**REQUEST:** Render the stretch of entries below, from the line containing "Annotate this image: element" through the line containing "table-cell: 8,90 bbox=[260, 793, 276, 820]", as a JSON list of strings with one string per line and blank lines omitted. Leave the pictures out of the list.

═════ GIVEN DATA ═════

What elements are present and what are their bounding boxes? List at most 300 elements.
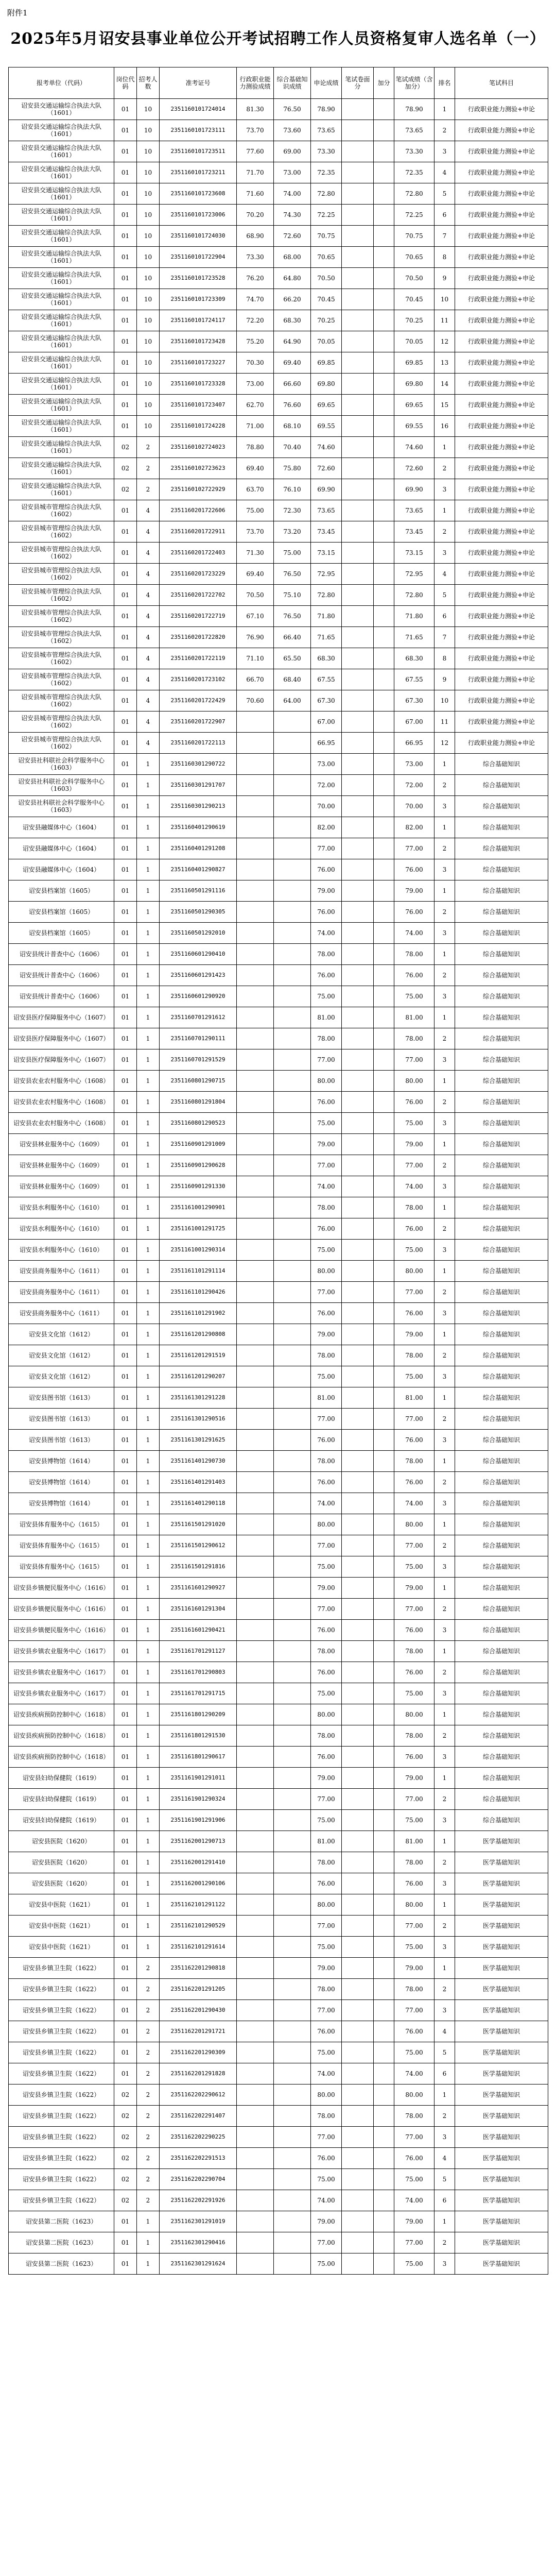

═════
═════ GIVEN DATA ═════

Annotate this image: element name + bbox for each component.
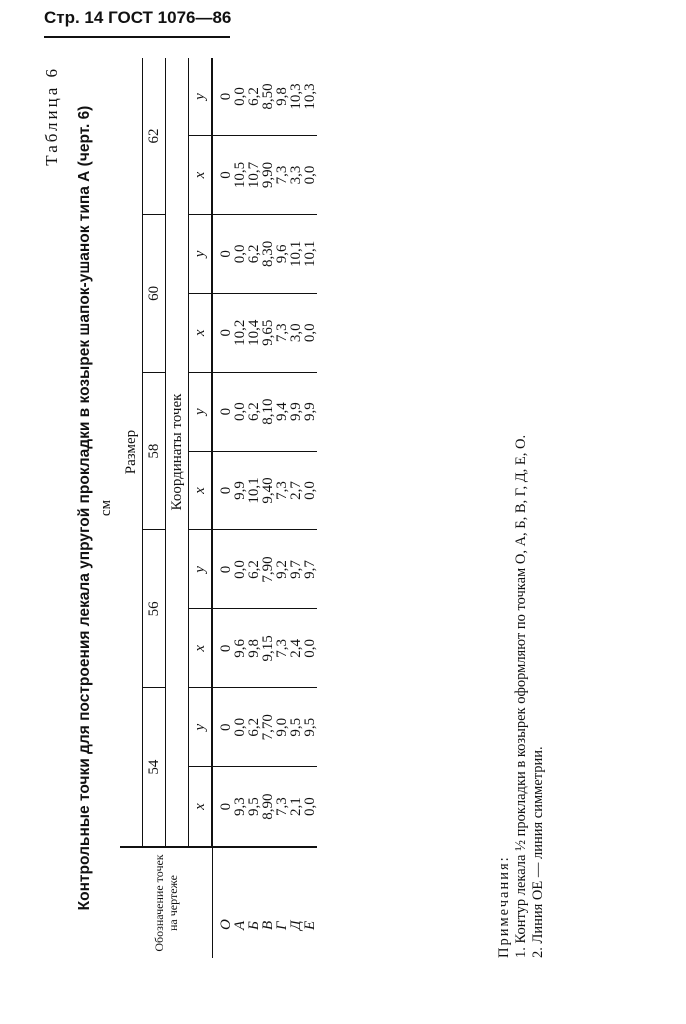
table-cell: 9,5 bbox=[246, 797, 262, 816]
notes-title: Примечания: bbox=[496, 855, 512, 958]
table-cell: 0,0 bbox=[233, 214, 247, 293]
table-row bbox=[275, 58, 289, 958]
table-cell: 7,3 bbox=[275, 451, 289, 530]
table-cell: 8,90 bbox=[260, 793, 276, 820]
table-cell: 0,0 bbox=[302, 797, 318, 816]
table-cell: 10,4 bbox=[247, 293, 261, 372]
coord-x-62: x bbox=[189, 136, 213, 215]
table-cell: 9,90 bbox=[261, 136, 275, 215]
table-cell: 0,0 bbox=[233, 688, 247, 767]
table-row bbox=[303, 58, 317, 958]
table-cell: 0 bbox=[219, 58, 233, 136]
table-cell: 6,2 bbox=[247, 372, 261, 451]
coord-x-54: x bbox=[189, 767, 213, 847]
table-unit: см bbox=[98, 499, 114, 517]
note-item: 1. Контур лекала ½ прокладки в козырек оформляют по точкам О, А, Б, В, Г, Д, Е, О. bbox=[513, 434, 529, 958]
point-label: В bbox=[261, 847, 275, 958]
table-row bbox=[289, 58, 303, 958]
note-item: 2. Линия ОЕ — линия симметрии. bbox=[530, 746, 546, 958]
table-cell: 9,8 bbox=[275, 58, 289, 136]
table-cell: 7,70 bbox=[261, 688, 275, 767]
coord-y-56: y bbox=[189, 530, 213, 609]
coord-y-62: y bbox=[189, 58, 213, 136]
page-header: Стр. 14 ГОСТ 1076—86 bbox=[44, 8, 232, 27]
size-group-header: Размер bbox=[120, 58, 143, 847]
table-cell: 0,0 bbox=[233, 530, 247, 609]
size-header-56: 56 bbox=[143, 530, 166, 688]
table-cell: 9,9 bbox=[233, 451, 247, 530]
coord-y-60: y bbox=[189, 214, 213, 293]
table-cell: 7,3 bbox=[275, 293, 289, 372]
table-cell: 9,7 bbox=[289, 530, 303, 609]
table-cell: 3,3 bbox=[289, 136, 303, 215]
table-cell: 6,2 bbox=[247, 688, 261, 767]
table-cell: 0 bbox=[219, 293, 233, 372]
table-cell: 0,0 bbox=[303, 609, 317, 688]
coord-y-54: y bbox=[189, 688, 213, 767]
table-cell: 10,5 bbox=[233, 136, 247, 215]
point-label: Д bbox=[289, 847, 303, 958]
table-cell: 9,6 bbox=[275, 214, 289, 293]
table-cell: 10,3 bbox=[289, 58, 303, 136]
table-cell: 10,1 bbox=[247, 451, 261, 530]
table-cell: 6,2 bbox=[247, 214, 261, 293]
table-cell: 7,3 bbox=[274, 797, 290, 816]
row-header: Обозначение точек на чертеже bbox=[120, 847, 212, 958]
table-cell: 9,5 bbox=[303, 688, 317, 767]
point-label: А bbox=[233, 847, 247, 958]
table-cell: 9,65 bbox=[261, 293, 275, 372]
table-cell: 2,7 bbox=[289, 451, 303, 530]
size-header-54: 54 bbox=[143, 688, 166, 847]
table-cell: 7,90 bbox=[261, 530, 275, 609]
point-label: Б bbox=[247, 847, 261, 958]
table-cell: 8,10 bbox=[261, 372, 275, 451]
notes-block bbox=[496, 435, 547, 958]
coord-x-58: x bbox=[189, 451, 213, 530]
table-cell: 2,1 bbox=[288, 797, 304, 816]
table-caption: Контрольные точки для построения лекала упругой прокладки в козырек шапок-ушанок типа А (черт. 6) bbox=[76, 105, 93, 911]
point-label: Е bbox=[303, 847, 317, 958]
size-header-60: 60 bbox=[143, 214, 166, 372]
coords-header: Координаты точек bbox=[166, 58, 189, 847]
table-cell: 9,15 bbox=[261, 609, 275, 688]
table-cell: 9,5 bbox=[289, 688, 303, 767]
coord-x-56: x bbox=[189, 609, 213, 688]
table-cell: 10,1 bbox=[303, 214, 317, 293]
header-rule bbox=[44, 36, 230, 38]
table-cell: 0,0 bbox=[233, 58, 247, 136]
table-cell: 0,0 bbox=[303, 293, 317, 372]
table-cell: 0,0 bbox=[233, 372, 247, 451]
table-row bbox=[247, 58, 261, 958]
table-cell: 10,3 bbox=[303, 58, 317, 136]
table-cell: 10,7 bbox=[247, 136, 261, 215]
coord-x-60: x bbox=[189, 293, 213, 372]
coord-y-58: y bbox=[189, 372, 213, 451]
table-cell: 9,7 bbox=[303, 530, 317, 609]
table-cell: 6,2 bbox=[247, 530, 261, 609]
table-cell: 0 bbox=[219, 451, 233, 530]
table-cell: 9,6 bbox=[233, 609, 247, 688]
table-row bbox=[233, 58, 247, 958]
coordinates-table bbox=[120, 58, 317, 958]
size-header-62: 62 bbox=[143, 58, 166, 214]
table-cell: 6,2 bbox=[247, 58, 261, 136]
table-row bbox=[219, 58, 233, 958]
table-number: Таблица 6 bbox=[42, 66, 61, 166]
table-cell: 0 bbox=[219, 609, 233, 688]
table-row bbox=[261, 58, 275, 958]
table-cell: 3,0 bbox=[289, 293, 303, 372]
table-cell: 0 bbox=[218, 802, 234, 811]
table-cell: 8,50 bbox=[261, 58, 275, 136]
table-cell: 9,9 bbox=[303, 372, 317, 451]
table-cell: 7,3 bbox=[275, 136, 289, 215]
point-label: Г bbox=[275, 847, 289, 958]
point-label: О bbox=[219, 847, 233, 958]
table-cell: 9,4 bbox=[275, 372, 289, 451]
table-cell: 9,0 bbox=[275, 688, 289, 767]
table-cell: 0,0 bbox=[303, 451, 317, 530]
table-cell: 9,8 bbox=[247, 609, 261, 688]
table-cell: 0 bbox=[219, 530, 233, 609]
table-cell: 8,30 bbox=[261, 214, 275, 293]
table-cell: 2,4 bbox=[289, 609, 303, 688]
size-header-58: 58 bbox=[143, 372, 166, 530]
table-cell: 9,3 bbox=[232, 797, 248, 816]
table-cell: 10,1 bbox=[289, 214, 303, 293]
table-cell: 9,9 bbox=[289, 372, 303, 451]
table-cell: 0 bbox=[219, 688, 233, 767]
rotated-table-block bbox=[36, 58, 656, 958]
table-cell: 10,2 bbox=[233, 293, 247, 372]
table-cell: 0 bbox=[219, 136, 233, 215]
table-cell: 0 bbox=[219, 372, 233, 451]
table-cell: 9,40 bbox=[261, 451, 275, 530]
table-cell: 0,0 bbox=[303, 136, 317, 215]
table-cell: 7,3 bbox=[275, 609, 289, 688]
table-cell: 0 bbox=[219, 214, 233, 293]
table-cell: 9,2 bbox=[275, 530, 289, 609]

═════
═════ GIVEN DATA ═════

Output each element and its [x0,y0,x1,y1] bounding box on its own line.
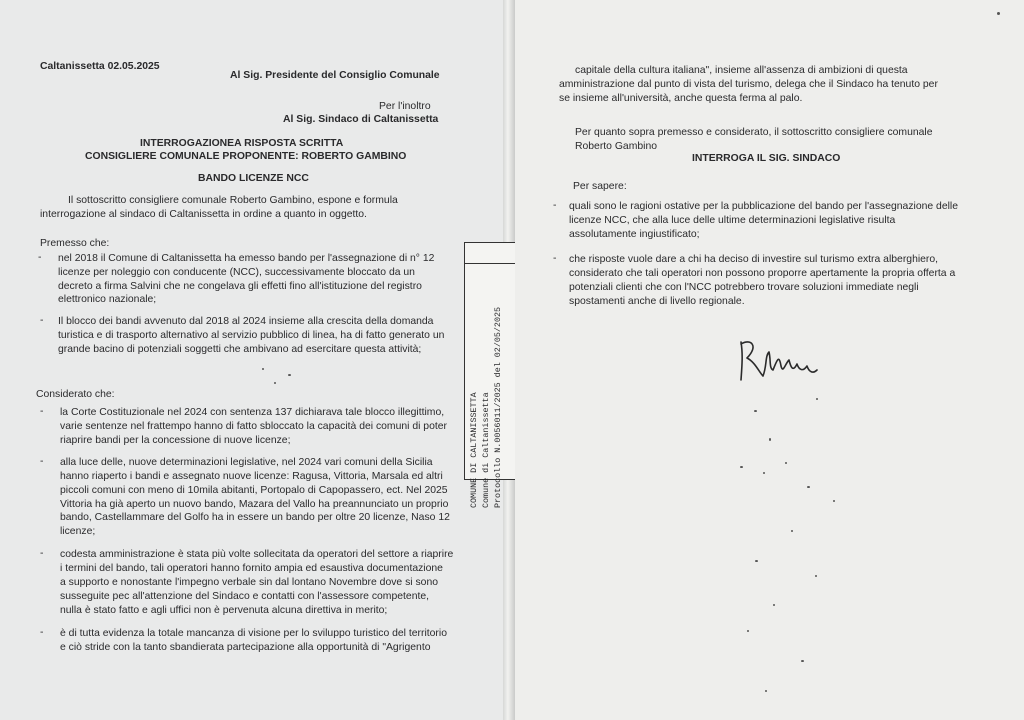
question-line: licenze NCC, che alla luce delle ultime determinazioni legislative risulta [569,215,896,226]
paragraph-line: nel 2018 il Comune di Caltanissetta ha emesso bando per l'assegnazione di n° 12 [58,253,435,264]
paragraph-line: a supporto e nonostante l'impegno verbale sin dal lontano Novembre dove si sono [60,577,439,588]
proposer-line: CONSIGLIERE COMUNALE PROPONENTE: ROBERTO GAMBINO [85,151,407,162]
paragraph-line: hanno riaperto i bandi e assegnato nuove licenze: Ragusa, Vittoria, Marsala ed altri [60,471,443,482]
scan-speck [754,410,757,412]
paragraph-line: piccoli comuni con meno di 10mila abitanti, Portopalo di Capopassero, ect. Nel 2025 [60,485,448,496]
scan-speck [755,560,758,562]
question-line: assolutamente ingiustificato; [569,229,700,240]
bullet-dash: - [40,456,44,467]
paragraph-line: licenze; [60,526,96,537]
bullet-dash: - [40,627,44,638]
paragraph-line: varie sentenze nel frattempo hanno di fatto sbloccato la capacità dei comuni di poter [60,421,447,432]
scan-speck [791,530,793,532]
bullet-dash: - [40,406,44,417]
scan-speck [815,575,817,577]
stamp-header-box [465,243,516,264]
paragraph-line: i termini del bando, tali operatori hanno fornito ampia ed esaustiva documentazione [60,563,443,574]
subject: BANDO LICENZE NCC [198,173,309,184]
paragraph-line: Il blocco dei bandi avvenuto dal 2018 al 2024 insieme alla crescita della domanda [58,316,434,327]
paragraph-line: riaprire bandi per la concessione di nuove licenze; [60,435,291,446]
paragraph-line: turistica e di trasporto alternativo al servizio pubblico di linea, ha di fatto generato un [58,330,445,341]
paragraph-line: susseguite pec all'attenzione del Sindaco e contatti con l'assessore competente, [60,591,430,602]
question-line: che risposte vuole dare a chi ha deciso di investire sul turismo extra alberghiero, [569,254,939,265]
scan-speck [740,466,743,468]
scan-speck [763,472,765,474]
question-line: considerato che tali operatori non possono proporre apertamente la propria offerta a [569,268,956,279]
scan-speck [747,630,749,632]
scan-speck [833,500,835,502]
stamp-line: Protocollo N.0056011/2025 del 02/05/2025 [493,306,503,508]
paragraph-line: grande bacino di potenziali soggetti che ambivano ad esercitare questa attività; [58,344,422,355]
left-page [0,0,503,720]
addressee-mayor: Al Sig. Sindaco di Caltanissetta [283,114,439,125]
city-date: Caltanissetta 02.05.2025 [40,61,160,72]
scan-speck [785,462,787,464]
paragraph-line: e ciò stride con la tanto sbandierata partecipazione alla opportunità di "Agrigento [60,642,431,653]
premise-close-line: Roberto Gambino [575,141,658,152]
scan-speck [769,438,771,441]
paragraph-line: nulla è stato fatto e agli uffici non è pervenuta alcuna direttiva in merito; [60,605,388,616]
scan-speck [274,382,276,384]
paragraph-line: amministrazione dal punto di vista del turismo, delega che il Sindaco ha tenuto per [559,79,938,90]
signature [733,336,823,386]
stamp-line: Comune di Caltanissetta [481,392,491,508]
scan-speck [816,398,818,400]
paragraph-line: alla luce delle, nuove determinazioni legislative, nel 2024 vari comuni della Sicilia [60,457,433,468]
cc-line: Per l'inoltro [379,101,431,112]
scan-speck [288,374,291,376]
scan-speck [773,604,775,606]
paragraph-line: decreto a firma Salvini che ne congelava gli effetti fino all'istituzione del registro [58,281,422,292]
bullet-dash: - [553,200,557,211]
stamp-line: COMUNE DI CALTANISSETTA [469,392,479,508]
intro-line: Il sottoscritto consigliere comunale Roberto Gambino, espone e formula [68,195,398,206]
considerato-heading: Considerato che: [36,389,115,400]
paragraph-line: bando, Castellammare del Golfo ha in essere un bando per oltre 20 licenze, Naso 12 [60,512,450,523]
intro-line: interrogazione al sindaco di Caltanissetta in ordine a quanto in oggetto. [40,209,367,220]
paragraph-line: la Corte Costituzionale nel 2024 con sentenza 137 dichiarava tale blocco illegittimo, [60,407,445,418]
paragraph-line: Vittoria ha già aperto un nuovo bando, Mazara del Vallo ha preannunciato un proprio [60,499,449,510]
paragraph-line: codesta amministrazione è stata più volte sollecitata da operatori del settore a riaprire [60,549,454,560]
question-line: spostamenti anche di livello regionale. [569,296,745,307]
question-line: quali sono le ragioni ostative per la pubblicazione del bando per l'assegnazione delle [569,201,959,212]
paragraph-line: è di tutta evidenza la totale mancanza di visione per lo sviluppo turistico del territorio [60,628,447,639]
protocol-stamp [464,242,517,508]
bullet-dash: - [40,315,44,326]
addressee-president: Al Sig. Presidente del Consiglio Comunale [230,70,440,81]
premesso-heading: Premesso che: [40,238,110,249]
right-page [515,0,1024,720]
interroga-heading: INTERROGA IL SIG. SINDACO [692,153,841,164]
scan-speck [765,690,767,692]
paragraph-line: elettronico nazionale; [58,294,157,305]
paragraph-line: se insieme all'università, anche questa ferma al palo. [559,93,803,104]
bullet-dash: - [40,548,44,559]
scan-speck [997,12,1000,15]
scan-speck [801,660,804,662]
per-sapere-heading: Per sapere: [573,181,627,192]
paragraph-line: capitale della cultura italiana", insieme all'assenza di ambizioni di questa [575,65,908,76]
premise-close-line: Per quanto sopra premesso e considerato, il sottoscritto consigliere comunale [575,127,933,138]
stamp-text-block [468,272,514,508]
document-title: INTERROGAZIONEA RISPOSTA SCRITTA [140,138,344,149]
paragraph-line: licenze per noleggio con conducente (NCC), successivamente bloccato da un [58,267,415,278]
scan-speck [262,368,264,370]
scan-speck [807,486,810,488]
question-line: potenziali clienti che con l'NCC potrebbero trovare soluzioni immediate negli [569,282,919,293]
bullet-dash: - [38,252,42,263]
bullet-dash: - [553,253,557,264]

═════

**WRITTEN RESPONSE:**
[
  "Annotate this image: element name + bbox for each component.",
  "table-cell: 9,5 bbox=[246, 797, 262, 816]",
  "notes-title: Примечания: bbox=[496, 855, 512, 958]",
  "table-cell: 0,0 bbox=[233, 214, 247, 293]",
  "table-row bbox=[275, 58, 289, 958]",
  "table-cell: 7,3 bbox=[275, 451, 289, 530]",
  "table-cell: 8,90 bbox=[260, 793, 276, 820]"
]